- [What is required]
Give back the whole listing exactly as shown.
** Begin **
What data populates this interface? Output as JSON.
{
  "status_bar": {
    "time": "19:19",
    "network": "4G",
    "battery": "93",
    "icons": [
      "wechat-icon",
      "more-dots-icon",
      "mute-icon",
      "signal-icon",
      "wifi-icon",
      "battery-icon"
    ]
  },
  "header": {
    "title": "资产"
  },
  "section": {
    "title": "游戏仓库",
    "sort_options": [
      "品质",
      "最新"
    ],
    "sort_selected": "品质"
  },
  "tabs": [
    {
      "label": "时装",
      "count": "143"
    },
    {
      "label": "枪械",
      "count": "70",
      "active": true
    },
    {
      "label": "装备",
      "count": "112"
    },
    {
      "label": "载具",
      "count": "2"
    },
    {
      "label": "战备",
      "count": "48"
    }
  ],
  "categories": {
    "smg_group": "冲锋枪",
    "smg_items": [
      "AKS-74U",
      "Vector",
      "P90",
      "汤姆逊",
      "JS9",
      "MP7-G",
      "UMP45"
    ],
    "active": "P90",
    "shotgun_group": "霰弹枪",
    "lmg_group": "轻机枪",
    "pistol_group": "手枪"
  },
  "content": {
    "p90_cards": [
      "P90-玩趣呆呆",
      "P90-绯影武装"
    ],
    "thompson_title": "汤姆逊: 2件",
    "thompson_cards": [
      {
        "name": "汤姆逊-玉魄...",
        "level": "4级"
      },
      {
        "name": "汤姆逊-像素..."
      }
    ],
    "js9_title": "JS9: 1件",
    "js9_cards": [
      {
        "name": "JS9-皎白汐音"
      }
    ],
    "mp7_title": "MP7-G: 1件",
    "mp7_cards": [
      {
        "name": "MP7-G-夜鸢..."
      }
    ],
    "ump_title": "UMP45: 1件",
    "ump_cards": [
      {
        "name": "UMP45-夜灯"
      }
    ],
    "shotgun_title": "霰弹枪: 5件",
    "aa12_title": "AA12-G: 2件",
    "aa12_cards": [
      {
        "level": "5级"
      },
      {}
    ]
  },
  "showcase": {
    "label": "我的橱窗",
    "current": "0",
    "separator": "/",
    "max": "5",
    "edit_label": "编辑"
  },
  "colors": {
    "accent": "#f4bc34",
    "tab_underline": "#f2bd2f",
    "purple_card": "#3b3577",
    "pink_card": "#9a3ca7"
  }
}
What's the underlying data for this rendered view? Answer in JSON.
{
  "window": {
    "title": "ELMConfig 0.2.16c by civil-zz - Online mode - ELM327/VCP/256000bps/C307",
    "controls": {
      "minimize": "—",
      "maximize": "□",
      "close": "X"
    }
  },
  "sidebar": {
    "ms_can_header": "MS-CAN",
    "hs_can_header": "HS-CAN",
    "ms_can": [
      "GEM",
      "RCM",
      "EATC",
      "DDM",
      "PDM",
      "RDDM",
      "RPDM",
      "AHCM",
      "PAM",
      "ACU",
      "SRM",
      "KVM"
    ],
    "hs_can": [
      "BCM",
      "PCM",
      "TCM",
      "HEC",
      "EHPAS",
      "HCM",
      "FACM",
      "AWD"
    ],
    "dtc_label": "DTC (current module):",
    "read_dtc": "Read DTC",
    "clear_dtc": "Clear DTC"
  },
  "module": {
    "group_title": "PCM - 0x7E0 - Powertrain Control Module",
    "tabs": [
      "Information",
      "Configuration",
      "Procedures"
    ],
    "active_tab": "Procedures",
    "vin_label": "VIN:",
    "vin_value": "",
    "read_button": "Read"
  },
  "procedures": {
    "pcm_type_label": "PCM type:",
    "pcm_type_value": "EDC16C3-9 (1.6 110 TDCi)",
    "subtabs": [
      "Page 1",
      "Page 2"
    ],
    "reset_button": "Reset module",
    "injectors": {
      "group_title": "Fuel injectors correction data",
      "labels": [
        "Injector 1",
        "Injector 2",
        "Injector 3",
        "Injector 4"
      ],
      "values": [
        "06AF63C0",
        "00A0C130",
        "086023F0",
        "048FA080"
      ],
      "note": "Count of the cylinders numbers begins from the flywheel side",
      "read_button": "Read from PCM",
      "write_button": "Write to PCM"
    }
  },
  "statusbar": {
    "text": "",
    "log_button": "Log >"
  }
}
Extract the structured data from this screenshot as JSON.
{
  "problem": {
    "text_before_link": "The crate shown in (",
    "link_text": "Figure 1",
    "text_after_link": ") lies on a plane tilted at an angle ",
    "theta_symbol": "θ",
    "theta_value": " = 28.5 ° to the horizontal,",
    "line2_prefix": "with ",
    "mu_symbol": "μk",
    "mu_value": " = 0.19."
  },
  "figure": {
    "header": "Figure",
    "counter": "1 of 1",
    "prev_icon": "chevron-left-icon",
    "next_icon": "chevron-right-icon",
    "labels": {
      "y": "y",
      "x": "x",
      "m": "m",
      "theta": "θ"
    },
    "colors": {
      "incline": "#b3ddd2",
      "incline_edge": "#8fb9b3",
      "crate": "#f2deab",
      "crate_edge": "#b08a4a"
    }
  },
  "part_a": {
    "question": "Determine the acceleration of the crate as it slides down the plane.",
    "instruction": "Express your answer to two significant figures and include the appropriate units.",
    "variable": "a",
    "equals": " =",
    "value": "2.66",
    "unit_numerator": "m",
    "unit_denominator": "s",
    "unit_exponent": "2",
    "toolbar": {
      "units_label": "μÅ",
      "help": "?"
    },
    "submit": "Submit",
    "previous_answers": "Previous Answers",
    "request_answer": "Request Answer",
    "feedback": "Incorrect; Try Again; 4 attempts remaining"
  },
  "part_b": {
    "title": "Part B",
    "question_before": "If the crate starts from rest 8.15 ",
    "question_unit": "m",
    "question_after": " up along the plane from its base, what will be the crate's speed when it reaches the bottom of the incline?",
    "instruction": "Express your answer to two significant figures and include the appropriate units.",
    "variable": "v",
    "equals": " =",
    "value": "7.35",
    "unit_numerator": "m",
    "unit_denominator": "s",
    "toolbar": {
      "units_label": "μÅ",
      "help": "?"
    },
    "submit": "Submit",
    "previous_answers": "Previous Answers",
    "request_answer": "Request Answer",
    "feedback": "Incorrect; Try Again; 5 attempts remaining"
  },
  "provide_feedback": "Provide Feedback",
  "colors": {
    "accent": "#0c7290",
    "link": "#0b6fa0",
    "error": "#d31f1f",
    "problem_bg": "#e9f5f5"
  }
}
** End **
- [Response below]
What data populates this interface? Output as JSON.
{
  "status_bar": {
    "time": "19:19",
    "network": "4G",
    "battery": "93",
    "icons": [
      "wechat-icon",
      "more-dots-icon",
      "mute-icon",
      "signal-icon",
      "wifi-icon",
      "battery-icon"
    ]
  },
  "header": {
    "title": "资产"
  },
  "section": {
    "title": "游戏仓库",
    "sort_options": [
      "品质",
      "最新"
    ],
    "sort_selected": "品质"
  },
  "tabs": [
    {
      "label": "时装",
      "count": "143"
    },
    {
      "label": "枪械",
      "count": "70",
      "active": true
    },
    {
      "label": "装备",
      "count": "112"
    },
    {
      "label": "载具",
      "count": "2"
    },
    {
      "label": "战备",
      "count": "48"
    }
  ],
  "categories": {
    "smg_group": "冲锋枪",
    "smg_items": [
      "AKS-74U",
      "Vector",
      "P90",
      "汤姆逊",
      "JS9",
      "MP7-G",
      "UMP45"
    ],
    "active": "P90",
    "shotgun_group": "霰弹枪",
    "lmg_group": "轻机枪",
    "pistol_group": "手枪"
  },
  "content": {
    "p90_cards": [
      "P90-玩趣呆呆",
      "P90-绯影武装"
    ],
    "thompson_title": "汤姆逊: 2件",
    "thompson_cards": [
      {
        "name": "汤姆逊-玉魄...",
        "level": "4级"
      },
      {
        "name": "汤姆逊-像素..."
      }
    ],
    "js9_title": "JS9: 1件",
    "js9_cards": [
      {
        "name": "JS9-皎白汐音"
      }
    ],
    "mp7_title": "MP7-G: 1件",
    "mp7_cards": [
      {
        "name": "MP7-G-夜鸢..."
      }
    ],
    "ump_title": "UMP45: 1件",
    "ump_cards": [
      {
        "name": "UMP45-夜灯"
      }
    ],
    "shotgun_title": "霰弹枪: 5件",
    "aa12_title": "AA12-G: 2件",
    "aa12_cards": [
      {
        "level": "5级"
      },
      {}
    ]
  },
  "showcase": {
    "label": "我的橱窗",
    "current": "0",
    "separator": "/",
    "max": "5",
    "edit_label": "编辑"
  },
  "colors": {
    "accent": "#f4bc34",
    "tab_underline": "#f2bd2f",
    "purple_card": "#3b3577",
    "pink_card": "#9a3ca7"
  }
}
What's the underlying data for this rendered view? Answer in JSON.
{
  "window": {
    "title": "ELMConfig 0.2.16c by civil-zz - Online mode - ELM327/VCP/256000bps/C307",
    "controls": {
      "minimize": "—",
      "maximize": "□",
      "close": "X"
    }
  },
  "sidebar": {
    "ms_can_header": "MS-CAN",
    "hs_can_header": "HS-CAN",
    "ms_can": [
      "GEM",
      "RCM",
      "EATC",
      "DDM",
      "PDM",
      "RDDM",
      "RPDM",
      "AHCM",
      "PAM",
      "ACU",
      "SRM",
      "KVM"
    ],
    "hs_can": [
      "BCM",
      "PCM",
      "TCM",
      "HEC",
      "EHPAS",
      "HCM",
      "FACM",
      "AWD"
    ],
    "dtc_label": "DTC (current module):",
    "read_dtc": "Read DTC",
    "clear_dtc": "Clear DTC"
  },
  "module": {
    "group_title": "PCM - 0x7E0 - Powertrain Control Module",
    "tabs": [
      "Information",
      "Configuration",
      "Procedures"
    ],
    "active_tab": "Procedures",
    "vin_label": "VIN:",
    "vin_value": "",
    "read_button": "Read"
  },
  "procedures": {
    "pcm_type_label": "PCM type:",
    "pcm_type_value": "EDC16C3-9 (1.6 110 TDCi)",
    "subtabs": [
      "Page 1",
      "Page 2"
    ],
    "reset_button": "Reset module",
    "injectors": {
      "group_title": "Fuel injectors correction data",
      "labels": [
        "Injector 1",
        "Injector 2",
        "Injector 3",
        "Injector 4"
      ],
      "values": [
        "06AF63C0",
        "00A0C130",
        "086023F0",
        "048FA080"
      ],
      "note": "Count of the cylinders numbers begins from the flywheel side",
      "read_button": "Read from PCM",
      "write_button": "Write to PCM"
    }
  },
  "statusbar": {
    "text": "",
    "log_button": "Log >"
  }
}
Extract the structured data from this screenshot as JSON.
{
  "problem": {
    "text_before_link": "The crate shown in (",
    "link_text": "Figure 1",
    "text_after_link": ") lies on a plane tilted at an angle ",
    "theta_symbol": "θ",
    "theta_value": " = 28.5 ° to the horizontal,",
    "line2_prefix": "with ",
    "mu_symbol": "μk",
    "mu_value": " = 0.19."
  },
  "figure": {
    "header": "Figure",
    "counter": "1 of 1",
    "prev_icon": "chevron-left-icon",
    "next_icon": "chevron-right-icon",
    "labels": {
      "y": "y",
      "x": "x",
      "m": "m",
      "theta": "θ"
    },
    "colors": {
      "incline": "#b3ddd2",
      "incline_edge": "#8fb9b3",
      "crate": "#f2deab",
      "crate_edge": "#b08a4a"
    }
  },
  "part_a": {
    "question": "Determine the acceleration of the crate as it slides down the plane.",
    "instruction": "Express your answer to two significant figures and include the appropriate units.",
    "variable": "a",
    "equals": " =",
    "value": "2.66",
    "unit_numerator": "m",
    "unit_denominator": "s",
    "unit_exponent": "2",
    "toolbar": {
      "units_label": "μÅ",
      "help": "?"
    },
    "submit": "Submit",
    "previous_answers": "Previous Answers",
    "request_answer": "Request Answer",
    "feedback": "Incorrect; Try Again; 4 attempts remaining"
  },
  "part_b": {
    "title": "Part B",
    "question_before": "If the crate starts from rest 8.15 ",
    "question_unit": "m",
    "question_after": " up along the plane from its base, what will be the crate's speed when it reaches the bottom of the incline?",
    "instruction": "Express your answer to two significant figures and include the appropriate units.",
    "variable": "v",
    "equals": " =",
    "value": "7.35",
    "unit_numerator": "m",
    "unit_denominator": "s",
    "toolbar": {
      "units_label": "μÅ",
      "help": "?"
    },
    "submit": "Submit",
    "previous_answers": "Previous Answers",
    "request_answer": "Request Answer",
    "feedback": "Incorrect; Try Again; 5 attempts remaining"
  },
  "provide_feedback": "Provide Feedback",
  "colors": {
    "accent": "#0c7290",
    "link": "#0b6fa0",
    "error": "#d31f1f",
    "problem_bg": "#e9f5f5"
  }
}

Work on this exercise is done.